Wellmont Health System needed a week to negotiate a contract extension with BlueCross BlueShield Tennessee through mid-2015, an insurance official said. They signed the agreement Friday morning.
“It was an easy process with them,” said the insurer’s spokeswoman, Mary Danielson. “It was a renewal that was coming up and we were able to come up with something.”
By contrast, Mountain States Health Alliance has tried to hammer out a contract with the health insurer since November. An agreement must be reached by June 30 or the hospital chain drops the insurer’s coverage.
Mountain States officials have said the insurance company wants to cut too deeply into service reimbursement rates. BlueCross BlueShield officials have said the health system’s current rates don’t match up to other systems in the region.
Another contract meeting between the health care company and the insurer is set for next week, Danielson said.
Wellmont’s contract agreement continues coverage at five of its Tennessee hospitals for BlueCross BlueShield patients covered through Blue Networks P and S, the health plan’s two largest provider networks.
The health care chain has three hospitals and some outpatient facilities in Virginia that continue to work with other BlueCross BlueShield Plans.
Wellmont estimates its net revenues for the 2013 fiscal year to run between $800 million to $840 million, said the health system’s chief financial officer, Alice Pope.

▬▬▬▬▬▬

• **TO DO**
1. For each statement about the Wellmont contract article, answer yes or no according to the article, and quote the words that decide it. (a) Wellmont and BlueCross BlueShield Tennessee signed their agreement on a Friday morning. (b) Mountain States Health Alliance has been trying to reach a contract with the insurer since January. (c) Wellmont's agreement continues coverage at eight of its Tennessee hospitals.
2. Answer these questions from the Wellmont contract article.
(a) What is the name of the insurer's spokeswoman?
(b) By what date must Mountain States reach an agreement?
(c) Who is Wellmont's chief financial officer?
3. Pick up the Wellmont contract article after its last sentence and continue it.
The items are not used for any of this.

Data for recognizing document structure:
▬▬▬▬▬▬

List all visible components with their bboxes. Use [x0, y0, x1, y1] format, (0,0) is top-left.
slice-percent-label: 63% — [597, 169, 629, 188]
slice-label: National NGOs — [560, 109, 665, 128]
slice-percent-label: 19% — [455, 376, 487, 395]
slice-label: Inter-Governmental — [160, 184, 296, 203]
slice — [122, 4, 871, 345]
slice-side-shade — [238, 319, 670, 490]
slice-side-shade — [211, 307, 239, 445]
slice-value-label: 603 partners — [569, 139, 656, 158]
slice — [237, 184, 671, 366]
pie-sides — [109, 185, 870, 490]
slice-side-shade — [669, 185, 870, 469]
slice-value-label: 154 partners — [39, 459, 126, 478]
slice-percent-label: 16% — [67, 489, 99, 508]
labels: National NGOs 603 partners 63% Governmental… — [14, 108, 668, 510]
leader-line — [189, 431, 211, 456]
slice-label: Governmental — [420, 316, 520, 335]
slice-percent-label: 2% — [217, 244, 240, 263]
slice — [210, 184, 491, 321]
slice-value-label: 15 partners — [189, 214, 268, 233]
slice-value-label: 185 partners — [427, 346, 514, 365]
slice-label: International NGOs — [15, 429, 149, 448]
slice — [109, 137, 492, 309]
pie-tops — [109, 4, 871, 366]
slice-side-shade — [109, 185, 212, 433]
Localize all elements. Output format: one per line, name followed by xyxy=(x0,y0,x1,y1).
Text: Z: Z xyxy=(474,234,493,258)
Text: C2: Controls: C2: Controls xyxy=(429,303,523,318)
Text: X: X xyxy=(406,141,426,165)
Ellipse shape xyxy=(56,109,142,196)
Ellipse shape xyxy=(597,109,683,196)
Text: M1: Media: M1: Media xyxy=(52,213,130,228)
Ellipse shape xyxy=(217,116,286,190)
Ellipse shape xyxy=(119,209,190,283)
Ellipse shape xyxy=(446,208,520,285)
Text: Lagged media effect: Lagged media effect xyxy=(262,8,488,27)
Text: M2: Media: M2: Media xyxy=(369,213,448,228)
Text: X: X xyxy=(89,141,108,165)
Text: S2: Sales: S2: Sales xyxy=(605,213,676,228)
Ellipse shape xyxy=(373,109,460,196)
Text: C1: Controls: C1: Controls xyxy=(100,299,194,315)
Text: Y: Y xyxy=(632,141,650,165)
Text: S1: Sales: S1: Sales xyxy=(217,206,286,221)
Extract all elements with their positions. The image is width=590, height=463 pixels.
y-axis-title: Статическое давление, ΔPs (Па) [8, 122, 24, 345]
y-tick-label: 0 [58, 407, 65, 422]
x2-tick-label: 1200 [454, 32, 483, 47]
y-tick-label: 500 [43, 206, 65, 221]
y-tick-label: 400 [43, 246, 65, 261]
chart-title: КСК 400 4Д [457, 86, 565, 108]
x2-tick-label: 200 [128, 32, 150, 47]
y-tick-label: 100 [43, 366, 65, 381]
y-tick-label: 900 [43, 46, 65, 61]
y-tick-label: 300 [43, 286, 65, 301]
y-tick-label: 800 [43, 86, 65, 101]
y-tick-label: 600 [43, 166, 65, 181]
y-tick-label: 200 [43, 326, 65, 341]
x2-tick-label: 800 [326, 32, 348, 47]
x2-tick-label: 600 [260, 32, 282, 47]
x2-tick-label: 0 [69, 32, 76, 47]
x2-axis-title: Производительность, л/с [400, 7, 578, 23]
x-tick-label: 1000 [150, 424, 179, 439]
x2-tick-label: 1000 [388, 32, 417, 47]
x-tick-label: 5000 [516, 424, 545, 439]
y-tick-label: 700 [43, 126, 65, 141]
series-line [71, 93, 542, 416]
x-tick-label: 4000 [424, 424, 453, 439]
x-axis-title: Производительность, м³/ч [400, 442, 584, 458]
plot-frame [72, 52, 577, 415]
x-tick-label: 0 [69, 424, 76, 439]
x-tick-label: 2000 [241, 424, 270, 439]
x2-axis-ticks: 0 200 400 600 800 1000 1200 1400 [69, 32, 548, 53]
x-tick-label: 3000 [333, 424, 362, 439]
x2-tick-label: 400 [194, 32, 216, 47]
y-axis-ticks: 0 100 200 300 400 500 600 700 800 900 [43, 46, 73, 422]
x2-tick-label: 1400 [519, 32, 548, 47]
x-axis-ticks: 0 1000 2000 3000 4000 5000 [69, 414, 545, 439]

▬▬▬▬▬▬

• **RESPONSES PER TASK**
1.
(a) Yes: "They signed the agreement Friday morning."
(b) No: "has tried to hammer out a contract with the health insurer since November."
(c) No: "continues coverage at five of its Tennessee hospitals"

2.
(a) Mary Danielson
(b) June 30
(c) Alice Pope

3.
Eight percent of that overall business flows from BlueCross BlueShield of Tennessee, she added. Ten-percent comes from Medicaid, which covers low-income and disabled patients, and 55-percent is from Medicare, which covers elderly patients.
Pope estimates that the company’s net profit margin will run between 1 percent and 2 percent.
On the Mountain States front, BlueCross sent a letter to its more than 26,000 members in April describing the prolonged contract negotiations. Without a renewal, the hospital chain will no longer be an in-network provider for the insurer’s P, S and V networks. The negotiation affects only BlueCross BlueShield of Tennessee members and not those with BlueCross in other states or those who receive TennCare or Medicare Advantage.
Within the next three years, Mountain States estimates it will sustain $503 million in reimbursement from the government. Health system officials have said that a significant portion of its patients have BlueCross BlueShield of Tennessee coverage.
According to the health system, its net profit margin for 2012 was less than 1 percent.